Can you output every line of the records below word for word, leaving out the pictures?

### [Data records]
※

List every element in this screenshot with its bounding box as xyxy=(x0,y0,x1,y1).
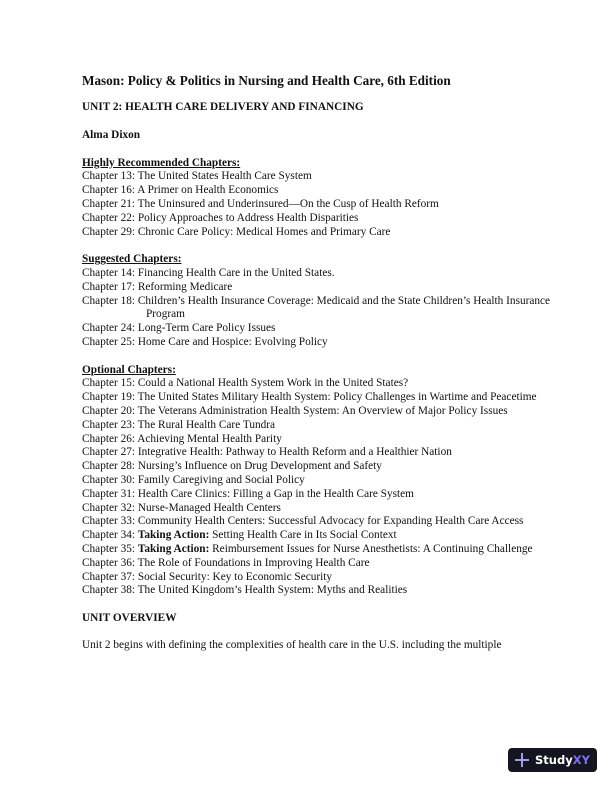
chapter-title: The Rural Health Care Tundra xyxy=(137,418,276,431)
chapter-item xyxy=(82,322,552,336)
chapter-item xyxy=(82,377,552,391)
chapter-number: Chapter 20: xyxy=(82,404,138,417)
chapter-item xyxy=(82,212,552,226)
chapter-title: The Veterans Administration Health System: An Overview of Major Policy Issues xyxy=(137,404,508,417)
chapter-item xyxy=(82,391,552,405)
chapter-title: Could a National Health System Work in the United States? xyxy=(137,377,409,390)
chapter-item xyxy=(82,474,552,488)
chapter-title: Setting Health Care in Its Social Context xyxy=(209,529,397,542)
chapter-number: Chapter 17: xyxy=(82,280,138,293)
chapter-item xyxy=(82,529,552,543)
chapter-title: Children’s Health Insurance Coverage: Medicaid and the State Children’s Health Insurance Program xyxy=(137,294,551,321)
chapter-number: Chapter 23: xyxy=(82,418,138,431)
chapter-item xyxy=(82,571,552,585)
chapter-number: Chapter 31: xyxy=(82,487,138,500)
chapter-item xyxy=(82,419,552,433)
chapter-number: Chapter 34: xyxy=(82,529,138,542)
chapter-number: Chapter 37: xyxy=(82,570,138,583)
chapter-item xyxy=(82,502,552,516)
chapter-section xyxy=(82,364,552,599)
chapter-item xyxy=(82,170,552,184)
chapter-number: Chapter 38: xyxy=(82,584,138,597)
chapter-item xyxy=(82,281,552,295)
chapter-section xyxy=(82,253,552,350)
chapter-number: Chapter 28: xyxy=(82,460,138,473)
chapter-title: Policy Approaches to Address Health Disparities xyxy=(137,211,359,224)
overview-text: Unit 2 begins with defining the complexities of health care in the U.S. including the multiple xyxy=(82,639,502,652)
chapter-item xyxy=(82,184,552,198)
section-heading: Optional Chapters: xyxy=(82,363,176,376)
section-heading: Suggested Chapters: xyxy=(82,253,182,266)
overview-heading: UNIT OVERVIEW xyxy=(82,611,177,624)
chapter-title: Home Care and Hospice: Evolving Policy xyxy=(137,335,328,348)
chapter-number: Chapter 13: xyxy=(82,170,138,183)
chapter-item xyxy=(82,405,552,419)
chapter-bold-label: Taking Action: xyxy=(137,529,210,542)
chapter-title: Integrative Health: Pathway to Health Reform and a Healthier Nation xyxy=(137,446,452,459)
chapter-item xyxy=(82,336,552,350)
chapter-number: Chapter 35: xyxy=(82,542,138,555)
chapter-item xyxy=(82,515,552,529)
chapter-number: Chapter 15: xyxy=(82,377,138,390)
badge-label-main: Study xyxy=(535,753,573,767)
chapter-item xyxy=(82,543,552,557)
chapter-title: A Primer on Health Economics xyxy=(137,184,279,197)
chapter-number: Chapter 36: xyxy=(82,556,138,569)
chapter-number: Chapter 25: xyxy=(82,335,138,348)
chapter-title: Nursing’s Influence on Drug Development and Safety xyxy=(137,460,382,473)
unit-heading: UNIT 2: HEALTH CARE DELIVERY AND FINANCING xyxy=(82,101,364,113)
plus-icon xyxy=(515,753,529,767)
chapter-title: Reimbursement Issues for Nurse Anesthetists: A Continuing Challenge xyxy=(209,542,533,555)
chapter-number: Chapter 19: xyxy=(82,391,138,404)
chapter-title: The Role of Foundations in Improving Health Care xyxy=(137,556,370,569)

※

### [ANSWER TO THIS PROBLEM]
List every element in this screenshot with its bounding box as xyxy=(x0,y0,x1,y1).
chapter-title: The Rural Health Care Tundra xyxy=(137,418,276,431)
chapter-item xyxy=(82,322,552,336)
chapter-item xyxy=(82,377,552,391)
chapter-number: Chapter 20: xyxy=(82,404,138,417)
chapter-item xyxy=(82,212,552,226)
chapter-title: The Veterans Administration Health System: An Overview of Major Policy Issues xyxy=(137,404,508,417)
chapter-item xyxy=(82,391,552,405)
chapter-title: Could a National Health System Work in the United States? xyxy=(137,377,409,390)
chapter-item xyxy=(82,474,552,488)
chapter-title: Setting Health Care in Its Social Context xyxy=(209,529,397,542)
chapter-number: Chapter 17: xyxy=(82,280,138,293)
chapter-item xyxy=(82,529,552,543)
chapter-title: Children’s Health Insurance Coverage: Medicaid and the State Children’s Health Insurance Program xyxy=(137,294,551,321)
chapter-number: Chapter 23: xyxy=(82,418,138,431)
chapter-item xyxy=(82,571,552,585)
chapter-number: Chapter 31: xyxy=(82,487,138,500)
chapter-item xyxy=(82,419,552,433)
chapter-number: Chapter 34: xyxy=(82,529,138,542)
chapter-number: Chapter 37: xyxy=(82,570,138,583)
chapter-item xyxy=(82,502,552,516)
chapter-section xyxy=(82,364,552,599)
chapter-item xyxy=(82,170,552,184)
chapter-number: Chapter 38: xyxy=(82,584,138,597)
chapter-item xyxy=(82,281,552,295)
chapter-section xyxy=(82,253,552,350)
chapter-number: Chapter 28: xyxy=(82,460,138,473)
chapter-title: Policy Approaches to Address Health Disparities xyxy=(137,211,359,224)
overview-text: Unit 2 begins with defining the complexities of health care in the U.S. including the multiple xyxy=(82,639,502,652)
chapter-item xyxy=(82,184,552,198)
section-heading: Optional Chapters: xyxy=(82,363,176,376)
section-heading: Suggested Chapters: xyxy=(82,253,182,266)
overview-heading: UNIT OVERVIEW xyxy=(82,611,177,624)
chapter-title: Home Care and Hospice: Evolving Policy xyxy=(137,335,328,348)
chapter-number: Chapter 13: xyxy=(82,170,138,183)
chapter-item xyxy=(82,405,552,419)
chapter-bold-label: Taking Action: xyxy=(137,529,210,542)
chapter-title: Integrative Health: Pathway to Health Reform and a Healthier Nation xyxy=(137,446,452,459)
chapter-item xyxy=(82,336,552,350)
chapter-number: Chapter 35: xyxy=(82,542,138,555)
chapter-item xyxy=(82,515,552,529)
chapter-number: Chapter 15: xyxy=(82,377,138,390)
badge-label-main: Study xyxy=(535,753,573,767)
chapter-item xyxy=(82,543,552,557)
chapter-title: A Primer on Health Economics xyxy=(137,184,279,197)
chapter-number: Chapter 36: xyxy=(82,556,138,569)
chapter-number: Chapter 25: xyxy=(82,335,138,348)
chapter-title: Nursing’s Influence on Drug Development and Safety xyxy=(137,460,382,473)
unit-heading: UNIT 2: HEALTH CARE DELIVERY AND FINANCING xyxy=(82,101,364,113)
plus-icon xyxy=(515,753,529,767)
chapter-title: Reimbursement Issues for Nurse Anesthetists: A Continuing Challenge xyxy=(209,542,533,555)
chapter-number: Chapter 19: xyxy=(82,391,138,404)
chapter-title: The Role of Foundations in Improving Health Care xyxy=(137,556,370,569)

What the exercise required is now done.